▶ What to work on
Search the data for the string "text" and gather each line it is in.

(Items from a data source)
— BEGIN —
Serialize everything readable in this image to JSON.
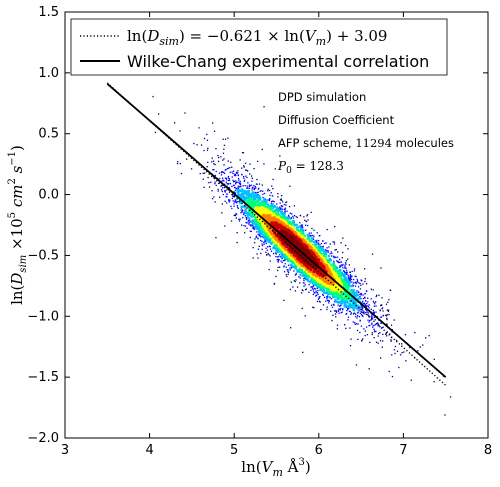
{
  "chart_data": {
    "type": "scatter",
    "xlabel": "ln(V_m Å^3)",
    "ylabel": "ln(D_sim ×10^5 cm^2 s^-1)",
    "xlim": [
      3,
      8
    ],
    "ylim": [
      -2.0,
      1.5
    ],
    "xticks": [
      "3",
      "4",
      "5",
      "6",
      "7",
      "8"
    ],
    "yticks": [
      "1.5",
      "1.0",
      "0.5",
      "0.0",
      "−0.5",
      "−1.0",
      "−1.5",
      "−2.0"
    ],
    "grid": false,
    "legend_position": "top-left",
    "fit_line": {
      "name": "ln(D_sim) = −0.621 × ln(V_m) + 3.09",
      "slope": -0.621,
      "intercept": 3.09,
      "x_range": [
        3.5,
        7.5
      ],
      "style": "dotted"
    },
    "reference_line": {
      "name": "Wilke-Chang experimental correlation",
      "points": [
        [
          3.5,
          0.91
        ],
        [
          7.5,
          -1.5
        ]
      ],
      "style": "solid"
    },
    "density_scatter": {
      "n_points_shown": 11294,
      "center": [
        5.75,
        -0.44
      ],
      "slope": -0.621,
      "x_spread": 0.42,
      "y_residual_spread": 0.11,
      "colormap": [
        "#000080",
        "#0000ff",
        "#00bfff",
        "#00ff80",
        "#ffff00",
        "#ff8000",
        "#cc0000",
        "#800000"
      ]
    },
    "annotations": [
      {
        "text": "DPD simulation"
      },
      {
        "text": "Diffusion Coefficient"
      },
      {
        "text": "AFP scheme, 11294 molecules"
      },
      {
        "text": "P_0 = 128.3"
      }
    ]
  },
  "legend": {
    "fit_label_parts": {
      "pre": "ln(",
      "sym": "D",
      "sub": "sim",
      "mid": ") = −0.621 × ln(",
      "sym2": "V",
      "sub2": "m",
      "post": ") + 3.09"
    },
    "ref_label": "Wilke-Chang experimental correlation"
  },
  "axes": {
    "xlabel_parts": {
      "pre": "ln(",
      "sym": "V",
      "sub": "m",
      "unit": " Å",
      "sup": "3",
      "post": ")"
    },
    "ylabel_parts": {
      "pre": "ln(",
      "sym": "D",
      "sub": "sim",
      "mid": " ×10",
      "sup1": "5",
      "cm": " cm",
      "sup2": "2",
      "s": " s",
      "sup3": "−1",
      "post": ")"
    }
  },
  "annotations": {
    "line1": "DPD simulation",
    "line2": "Diffusion Coefficient",
    "line3_pre": "AFP scheme, ",
    "line3_num": "11294",
    "line3_post": " molecules",
    "p0_sym": "P",
    "p0_sub": "0",
    "p0_val": " = 128.3"
  }
}
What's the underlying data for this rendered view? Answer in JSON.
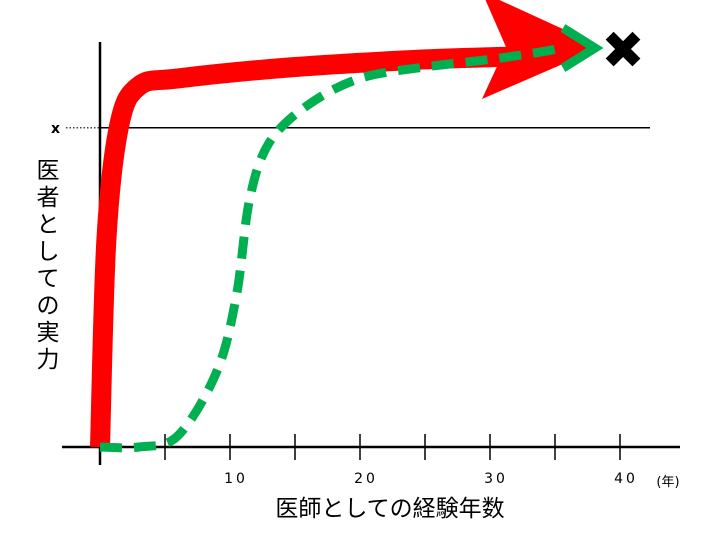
{
  "chart_data": {
    "type": "line",
    "x_axis": {
      "label": "医師としての経験年数",
      "unit": "(年)",
      "tick_labels": [
        "10",
        "20",
        "30",
        "40"
      ],
      "ticks": [
        5,
        10,
        15,
        20,
        25,
        30,
        35,
        40
      ],
      "range": [
        0,
        43
      ]
    },
    "y_axis": {
      "label": "医者としての実力",
      "marker_label": "x",
      "marker_level": 0.84,
      "range": [
        0,
        1.15
      ]
    },
    "grid": false,
    "series": [
      {
        "style": "solid-thick-arrow",
        "color": "#ff0000",
        "points": [
          [
            0,
            0
          ],
          [
            0.5,
            0.55
          ],
          [
            1.5,
            0.85
          ],
          [
            3,
            0.95
          ],
          [
            6,
            0.97
          ],
          [
            15,
            1.0
          ],
          [
            25,
            1.02
          ],
          [
            33,
            1.03
          ],
          [
            38,
            1.05
          ]
        ]
      },
      {
        "style": "dashed-arrow",
        "color": "#00b050",
        "end_marker": "✖",
        "points": [
          [
            0,
            0
          ],
          [
            3,
            0.0
          ],
          [
            6,
            0.03
          ],
          [
            9,
            0.2
          ],
          [
            10.5,
            0.4
          ],
          [
            11.5,
            0.65
          ],
          [
            13,
            0.8
          ],
          [
            16,
            0.9
          ],
          [
            20,
            0.97
          ],
          [
            25,
            1.0
          ],
          [
            30,
            1.02
          ],
          [
            34,
            1.04
          ],
          [
            37,
            1.05
          ]
        ]
      }
    ]
  }
}
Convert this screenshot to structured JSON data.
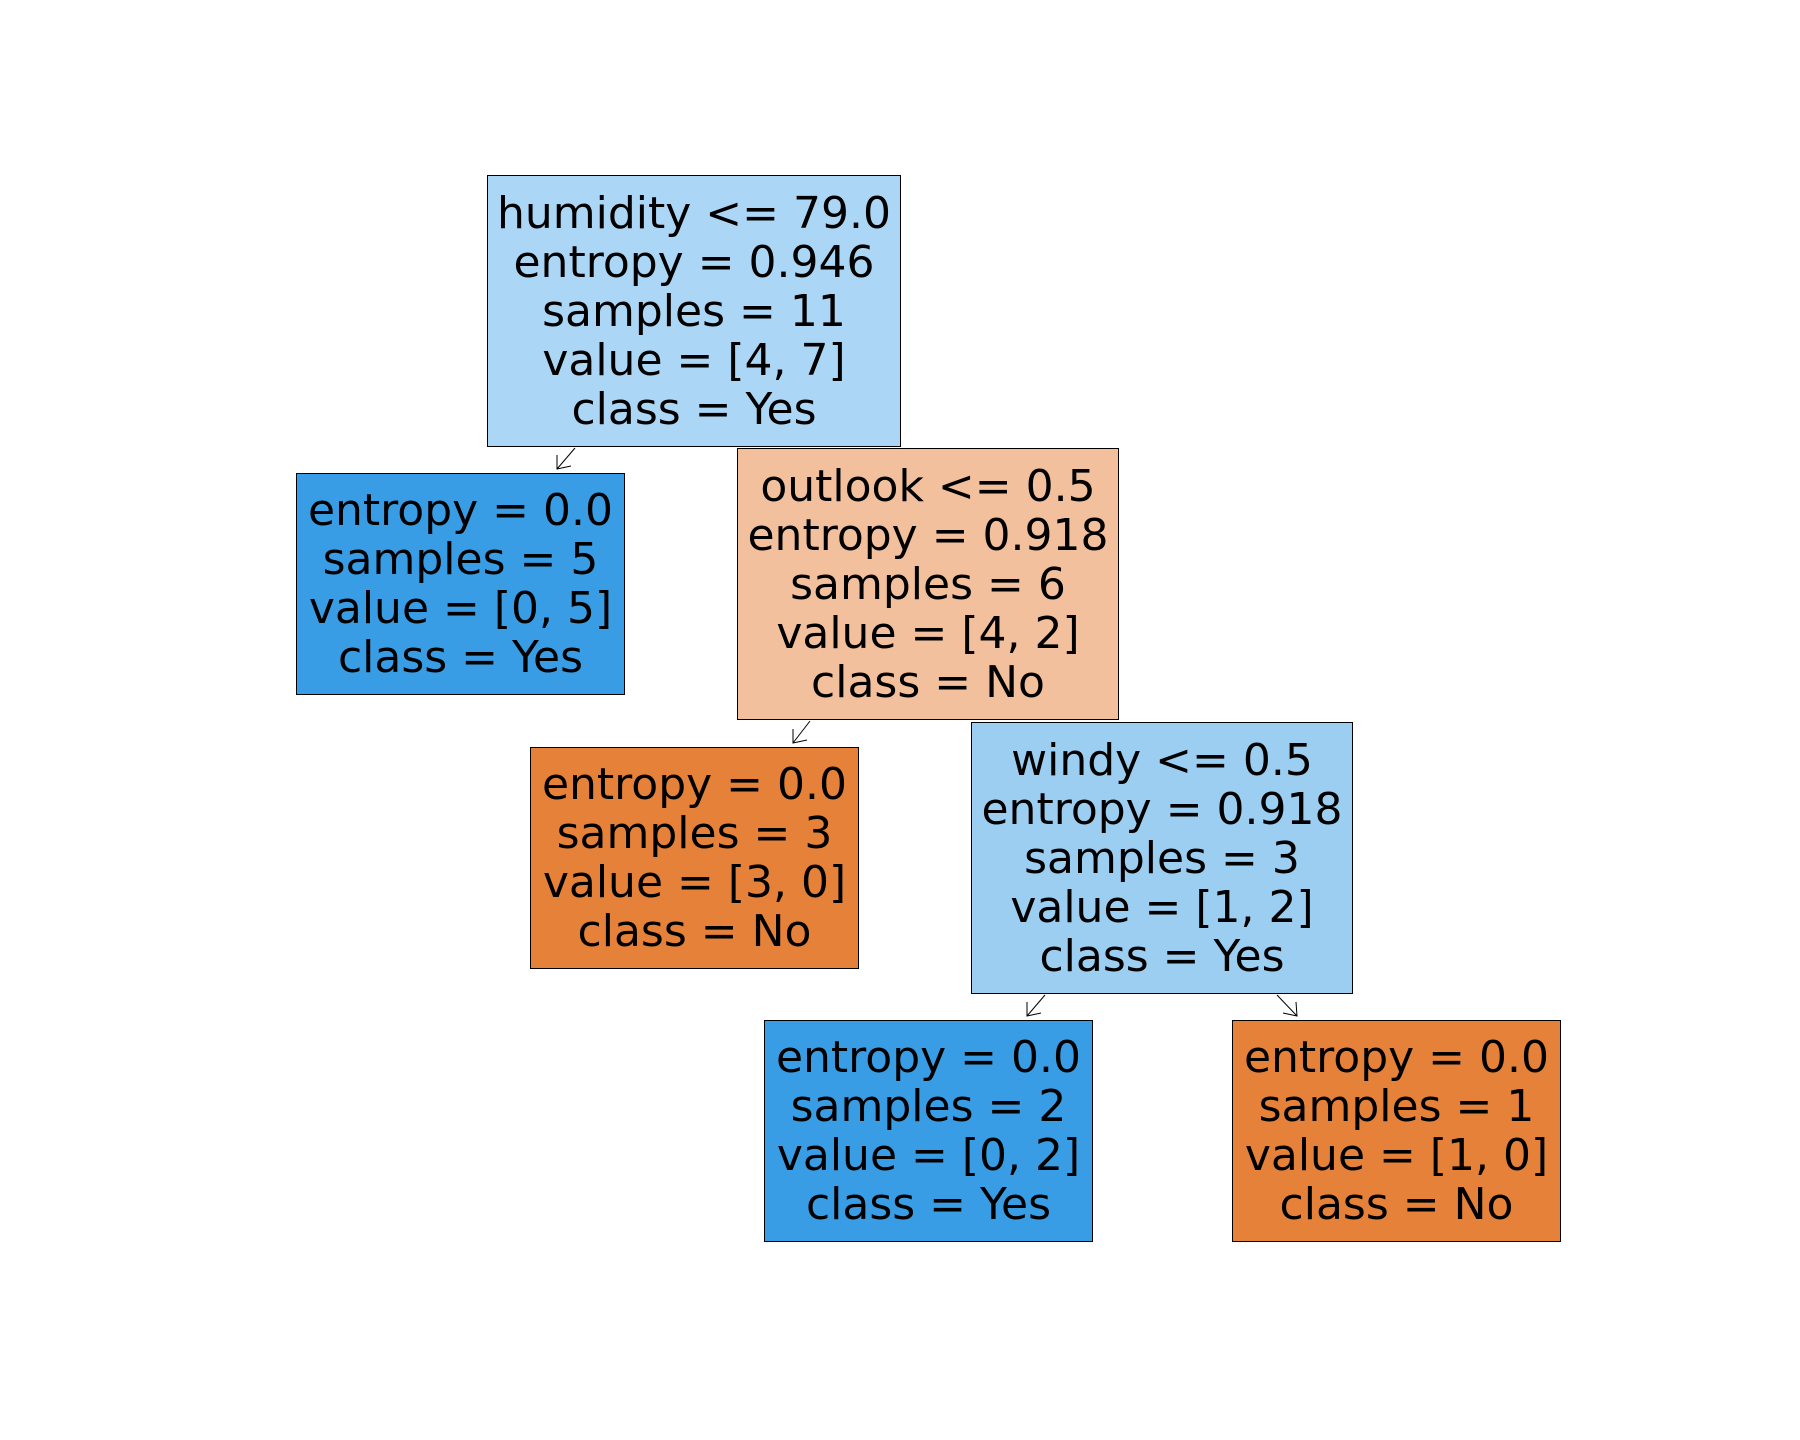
— END —
▶ Result
        "text": "DPD simulation"
        "text": "Diffusion Coefficient"
        "text": "AFP scheme, 11294 molecules"
        "text": "P_0 = 128.3"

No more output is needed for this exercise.